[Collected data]
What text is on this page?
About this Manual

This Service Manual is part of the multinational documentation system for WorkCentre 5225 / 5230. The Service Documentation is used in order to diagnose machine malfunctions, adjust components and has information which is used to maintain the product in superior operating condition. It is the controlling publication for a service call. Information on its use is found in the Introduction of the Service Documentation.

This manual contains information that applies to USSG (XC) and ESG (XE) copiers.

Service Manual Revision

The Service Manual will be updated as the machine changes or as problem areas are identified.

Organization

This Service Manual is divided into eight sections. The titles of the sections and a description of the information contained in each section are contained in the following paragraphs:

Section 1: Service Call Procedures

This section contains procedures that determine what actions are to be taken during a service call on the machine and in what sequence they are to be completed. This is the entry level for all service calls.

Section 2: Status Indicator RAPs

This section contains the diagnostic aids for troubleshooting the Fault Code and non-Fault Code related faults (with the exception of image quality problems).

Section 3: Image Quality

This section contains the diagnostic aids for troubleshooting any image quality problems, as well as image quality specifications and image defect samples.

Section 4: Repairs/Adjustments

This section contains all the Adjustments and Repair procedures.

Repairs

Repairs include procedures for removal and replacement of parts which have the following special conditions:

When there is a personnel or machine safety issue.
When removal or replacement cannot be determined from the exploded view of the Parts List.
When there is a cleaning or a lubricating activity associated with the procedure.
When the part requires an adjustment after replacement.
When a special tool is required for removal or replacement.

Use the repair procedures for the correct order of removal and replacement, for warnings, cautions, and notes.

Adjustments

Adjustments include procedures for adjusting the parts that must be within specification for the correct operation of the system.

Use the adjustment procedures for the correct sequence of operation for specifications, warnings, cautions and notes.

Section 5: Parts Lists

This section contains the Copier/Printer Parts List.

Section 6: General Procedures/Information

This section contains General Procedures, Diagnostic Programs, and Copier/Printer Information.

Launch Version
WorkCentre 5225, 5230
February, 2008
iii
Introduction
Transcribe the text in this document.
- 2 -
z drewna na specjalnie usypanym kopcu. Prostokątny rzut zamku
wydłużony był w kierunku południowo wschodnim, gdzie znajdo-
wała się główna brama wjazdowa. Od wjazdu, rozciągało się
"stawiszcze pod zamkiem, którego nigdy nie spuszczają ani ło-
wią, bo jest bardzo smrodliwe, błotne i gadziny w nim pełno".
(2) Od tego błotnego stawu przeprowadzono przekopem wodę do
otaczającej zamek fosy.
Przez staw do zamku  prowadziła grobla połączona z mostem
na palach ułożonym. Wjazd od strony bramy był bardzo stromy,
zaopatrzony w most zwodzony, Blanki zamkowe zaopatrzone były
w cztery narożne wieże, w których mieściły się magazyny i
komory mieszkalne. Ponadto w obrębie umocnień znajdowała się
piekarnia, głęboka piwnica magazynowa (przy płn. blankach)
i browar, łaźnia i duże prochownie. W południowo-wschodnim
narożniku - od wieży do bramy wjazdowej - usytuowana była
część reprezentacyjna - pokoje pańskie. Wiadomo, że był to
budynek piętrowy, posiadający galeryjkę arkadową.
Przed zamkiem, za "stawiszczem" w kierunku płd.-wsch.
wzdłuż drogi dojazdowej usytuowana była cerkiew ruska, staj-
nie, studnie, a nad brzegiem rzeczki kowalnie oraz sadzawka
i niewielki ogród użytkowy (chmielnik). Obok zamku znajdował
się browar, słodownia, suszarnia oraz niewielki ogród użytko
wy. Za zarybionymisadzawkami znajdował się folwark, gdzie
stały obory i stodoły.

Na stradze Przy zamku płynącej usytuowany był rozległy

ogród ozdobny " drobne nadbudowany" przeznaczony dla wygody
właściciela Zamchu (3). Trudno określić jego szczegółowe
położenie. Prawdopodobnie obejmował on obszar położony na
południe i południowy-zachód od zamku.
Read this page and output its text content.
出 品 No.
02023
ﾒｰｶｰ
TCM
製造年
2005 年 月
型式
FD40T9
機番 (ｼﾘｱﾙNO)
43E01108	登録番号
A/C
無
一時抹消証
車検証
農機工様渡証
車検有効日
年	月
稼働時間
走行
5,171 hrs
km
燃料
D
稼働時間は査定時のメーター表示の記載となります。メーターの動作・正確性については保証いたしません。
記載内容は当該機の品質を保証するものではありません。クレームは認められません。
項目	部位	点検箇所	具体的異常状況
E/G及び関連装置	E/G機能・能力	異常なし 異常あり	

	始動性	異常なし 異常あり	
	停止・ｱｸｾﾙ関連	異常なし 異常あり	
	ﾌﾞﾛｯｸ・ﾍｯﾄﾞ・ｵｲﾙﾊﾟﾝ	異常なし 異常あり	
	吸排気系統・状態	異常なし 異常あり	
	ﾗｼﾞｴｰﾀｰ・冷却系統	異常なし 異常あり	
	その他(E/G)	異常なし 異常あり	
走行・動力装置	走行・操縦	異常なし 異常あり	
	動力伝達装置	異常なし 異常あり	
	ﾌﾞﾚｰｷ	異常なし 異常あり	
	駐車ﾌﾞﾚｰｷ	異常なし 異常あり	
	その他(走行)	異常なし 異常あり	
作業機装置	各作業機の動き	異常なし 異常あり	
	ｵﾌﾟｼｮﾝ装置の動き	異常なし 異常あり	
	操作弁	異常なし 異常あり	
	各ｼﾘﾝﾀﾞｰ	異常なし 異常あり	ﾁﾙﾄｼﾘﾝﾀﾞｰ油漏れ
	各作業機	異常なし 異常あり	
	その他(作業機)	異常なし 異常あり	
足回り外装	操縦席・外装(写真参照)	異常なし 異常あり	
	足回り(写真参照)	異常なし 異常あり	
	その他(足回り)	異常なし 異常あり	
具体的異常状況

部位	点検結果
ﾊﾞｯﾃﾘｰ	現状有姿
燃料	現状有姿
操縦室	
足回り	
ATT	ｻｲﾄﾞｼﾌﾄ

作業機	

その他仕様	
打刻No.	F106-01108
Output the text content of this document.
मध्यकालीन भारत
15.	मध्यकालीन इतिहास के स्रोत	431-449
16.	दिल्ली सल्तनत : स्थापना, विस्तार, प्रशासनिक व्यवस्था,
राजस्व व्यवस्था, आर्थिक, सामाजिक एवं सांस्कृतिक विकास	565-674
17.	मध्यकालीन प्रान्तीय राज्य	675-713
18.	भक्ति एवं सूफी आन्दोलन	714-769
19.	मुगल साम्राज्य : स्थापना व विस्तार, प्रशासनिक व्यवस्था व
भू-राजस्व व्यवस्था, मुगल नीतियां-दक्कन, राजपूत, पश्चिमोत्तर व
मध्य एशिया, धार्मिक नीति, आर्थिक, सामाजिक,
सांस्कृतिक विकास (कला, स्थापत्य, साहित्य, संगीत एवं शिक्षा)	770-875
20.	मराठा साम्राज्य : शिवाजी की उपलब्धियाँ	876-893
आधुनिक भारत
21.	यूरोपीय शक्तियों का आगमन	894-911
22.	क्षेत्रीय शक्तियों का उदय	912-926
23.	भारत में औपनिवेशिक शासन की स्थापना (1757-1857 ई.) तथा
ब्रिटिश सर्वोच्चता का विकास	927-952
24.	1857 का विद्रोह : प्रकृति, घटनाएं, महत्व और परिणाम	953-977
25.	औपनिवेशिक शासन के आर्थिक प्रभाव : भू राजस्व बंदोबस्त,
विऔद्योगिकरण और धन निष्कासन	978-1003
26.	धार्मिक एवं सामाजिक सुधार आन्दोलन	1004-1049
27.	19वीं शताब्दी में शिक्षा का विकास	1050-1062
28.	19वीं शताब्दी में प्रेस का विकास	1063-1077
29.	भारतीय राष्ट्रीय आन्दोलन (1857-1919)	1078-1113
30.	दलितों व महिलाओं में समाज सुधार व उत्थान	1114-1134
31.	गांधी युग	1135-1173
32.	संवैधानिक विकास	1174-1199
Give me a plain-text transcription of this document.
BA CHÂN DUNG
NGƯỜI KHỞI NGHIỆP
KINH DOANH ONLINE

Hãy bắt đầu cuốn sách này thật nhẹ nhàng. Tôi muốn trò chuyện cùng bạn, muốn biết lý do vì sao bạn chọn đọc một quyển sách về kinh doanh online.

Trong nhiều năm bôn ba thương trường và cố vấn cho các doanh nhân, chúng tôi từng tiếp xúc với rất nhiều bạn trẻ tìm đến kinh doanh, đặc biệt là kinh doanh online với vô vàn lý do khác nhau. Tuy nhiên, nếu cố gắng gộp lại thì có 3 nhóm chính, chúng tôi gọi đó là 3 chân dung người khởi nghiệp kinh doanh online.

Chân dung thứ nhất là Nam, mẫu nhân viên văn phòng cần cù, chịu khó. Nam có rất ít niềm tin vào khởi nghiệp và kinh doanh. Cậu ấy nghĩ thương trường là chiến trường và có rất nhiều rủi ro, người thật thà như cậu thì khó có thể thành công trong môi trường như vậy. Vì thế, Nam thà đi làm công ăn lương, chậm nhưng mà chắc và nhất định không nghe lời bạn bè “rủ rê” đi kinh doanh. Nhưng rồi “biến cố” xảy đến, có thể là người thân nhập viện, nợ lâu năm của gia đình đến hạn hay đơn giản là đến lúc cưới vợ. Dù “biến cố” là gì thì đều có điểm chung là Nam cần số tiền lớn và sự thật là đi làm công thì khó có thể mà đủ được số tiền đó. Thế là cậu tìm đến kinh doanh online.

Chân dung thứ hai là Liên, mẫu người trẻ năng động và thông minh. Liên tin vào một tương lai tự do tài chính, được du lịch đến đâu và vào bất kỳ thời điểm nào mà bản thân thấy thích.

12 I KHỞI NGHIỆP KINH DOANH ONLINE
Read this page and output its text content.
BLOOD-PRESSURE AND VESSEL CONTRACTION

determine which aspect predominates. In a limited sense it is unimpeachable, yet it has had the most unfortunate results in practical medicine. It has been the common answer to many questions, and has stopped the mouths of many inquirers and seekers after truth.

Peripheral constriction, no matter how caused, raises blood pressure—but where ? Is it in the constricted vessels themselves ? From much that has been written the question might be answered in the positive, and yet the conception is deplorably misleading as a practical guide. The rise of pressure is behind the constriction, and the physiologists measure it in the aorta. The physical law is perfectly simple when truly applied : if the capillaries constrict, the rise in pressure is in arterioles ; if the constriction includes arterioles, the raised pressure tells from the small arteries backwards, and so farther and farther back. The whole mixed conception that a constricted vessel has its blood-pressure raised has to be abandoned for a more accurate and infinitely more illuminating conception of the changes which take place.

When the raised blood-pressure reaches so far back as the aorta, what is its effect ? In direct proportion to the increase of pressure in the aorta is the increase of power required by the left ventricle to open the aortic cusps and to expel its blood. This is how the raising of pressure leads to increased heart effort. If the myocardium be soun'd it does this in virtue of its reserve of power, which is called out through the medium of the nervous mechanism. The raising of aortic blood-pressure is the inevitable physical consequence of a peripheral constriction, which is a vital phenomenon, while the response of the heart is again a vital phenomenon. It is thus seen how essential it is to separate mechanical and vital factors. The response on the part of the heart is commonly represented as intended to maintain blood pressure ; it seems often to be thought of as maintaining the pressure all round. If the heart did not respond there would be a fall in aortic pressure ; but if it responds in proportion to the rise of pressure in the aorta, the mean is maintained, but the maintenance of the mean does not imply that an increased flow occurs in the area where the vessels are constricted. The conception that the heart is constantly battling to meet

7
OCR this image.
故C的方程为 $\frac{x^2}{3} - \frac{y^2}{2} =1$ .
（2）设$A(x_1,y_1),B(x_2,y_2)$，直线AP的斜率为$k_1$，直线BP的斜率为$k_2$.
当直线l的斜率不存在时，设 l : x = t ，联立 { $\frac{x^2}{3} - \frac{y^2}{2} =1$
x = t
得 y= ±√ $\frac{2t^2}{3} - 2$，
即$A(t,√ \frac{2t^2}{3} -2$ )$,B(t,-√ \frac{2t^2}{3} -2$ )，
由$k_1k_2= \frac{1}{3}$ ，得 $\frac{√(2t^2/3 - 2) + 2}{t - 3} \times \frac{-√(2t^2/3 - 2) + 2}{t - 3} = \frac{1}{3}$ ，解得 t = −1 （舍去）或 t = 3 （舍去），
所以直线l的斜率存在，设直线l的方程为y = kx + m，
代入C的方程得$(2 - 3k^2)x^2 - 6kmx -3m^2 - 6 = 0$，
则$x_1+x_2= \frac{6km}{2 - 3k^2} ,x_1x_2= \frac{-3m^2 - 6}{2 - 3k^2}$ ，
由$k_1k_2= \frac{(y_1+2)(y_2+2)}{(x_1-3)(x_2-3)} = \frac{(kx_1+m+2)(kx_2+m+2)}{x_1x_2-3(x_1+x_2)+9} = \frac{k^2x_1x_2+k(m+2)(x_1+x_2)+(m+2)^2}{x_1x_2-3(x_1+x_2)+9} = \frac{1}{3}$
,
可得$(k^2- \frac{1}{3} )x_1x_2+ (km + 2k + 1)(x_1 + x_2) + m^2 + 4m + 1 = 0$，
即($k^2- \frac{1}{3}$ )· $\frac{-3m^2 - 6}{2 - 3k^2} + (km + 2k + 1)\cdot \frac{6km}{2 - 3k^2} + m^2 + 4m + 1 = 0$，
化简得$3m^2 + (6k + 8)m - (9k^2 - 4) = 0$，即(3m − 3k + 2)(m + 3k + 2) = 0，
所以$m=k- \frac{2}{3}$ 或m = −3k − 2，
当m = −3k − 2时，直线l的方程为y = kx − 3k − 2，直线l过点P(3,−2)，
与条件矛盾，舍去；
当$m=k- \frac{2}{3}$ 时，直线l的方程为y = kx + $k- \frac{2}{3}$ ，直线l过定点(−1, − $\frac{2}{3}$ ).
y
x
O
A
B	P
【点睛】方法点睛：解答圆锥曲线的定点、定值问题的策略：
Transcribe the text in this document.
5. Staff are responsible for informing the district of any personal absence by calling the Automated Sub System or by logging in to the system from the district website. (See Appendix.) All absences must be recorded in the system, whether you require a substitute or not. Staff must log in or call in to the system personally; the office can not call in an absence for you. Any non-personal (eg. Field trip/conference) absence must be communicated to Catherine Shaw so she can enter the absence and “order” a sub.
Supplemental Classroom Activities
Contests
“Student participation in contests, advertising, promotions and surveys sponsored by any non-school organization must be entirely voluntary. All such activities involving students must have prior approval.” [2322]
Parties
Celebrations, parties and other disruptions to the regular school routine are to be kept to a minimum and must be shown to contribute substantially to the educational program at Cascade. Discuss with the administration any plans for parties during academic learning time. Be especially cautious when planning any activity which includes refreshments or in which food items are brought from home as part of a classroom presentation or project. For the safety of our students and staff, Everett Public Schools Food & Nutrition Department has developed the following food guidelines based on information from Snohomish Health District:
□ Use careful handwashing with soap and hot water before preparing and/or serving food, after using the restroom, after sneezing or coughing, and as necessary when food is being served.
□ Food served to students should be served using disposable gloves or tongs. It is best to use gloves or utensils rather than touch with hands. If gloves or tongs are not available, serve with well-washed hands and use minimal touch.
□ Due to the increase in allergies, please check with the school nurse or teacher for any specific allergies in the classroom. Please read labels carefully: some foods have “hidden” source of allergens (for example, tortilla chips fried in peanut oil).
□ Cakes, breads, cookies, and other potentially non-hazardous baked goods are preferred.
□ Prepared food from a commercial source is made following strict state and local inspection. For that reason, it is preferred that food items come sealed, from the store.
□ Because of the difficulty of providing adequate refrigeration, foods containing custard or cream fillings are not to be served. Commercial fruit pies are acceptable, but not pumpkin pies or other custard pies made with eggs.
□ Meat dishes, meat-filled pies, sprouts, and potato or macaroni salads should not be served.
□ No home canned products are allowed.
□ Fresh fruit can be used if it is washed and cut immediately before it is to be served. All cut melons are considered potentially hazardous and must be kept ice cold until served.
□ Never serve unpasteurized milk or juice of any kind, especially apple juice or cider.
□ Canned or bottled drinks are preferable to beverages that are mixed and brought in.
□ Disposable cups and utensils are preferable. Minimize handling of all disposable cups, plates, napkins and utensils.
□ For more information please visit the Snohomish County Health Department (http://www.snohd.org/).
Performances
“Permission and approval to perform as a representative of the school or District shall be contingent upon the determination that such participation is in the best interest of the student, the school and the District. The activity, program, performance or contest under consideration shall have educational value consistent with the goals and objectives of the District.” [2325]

_Set problem_. Find and copy each line above that includes the string "Repairs".

_Exercise result_.
Section 4: Repairs/Adjustments
Repairs
Repairs include procedures for removal and replacement of parts which have the following special conditions:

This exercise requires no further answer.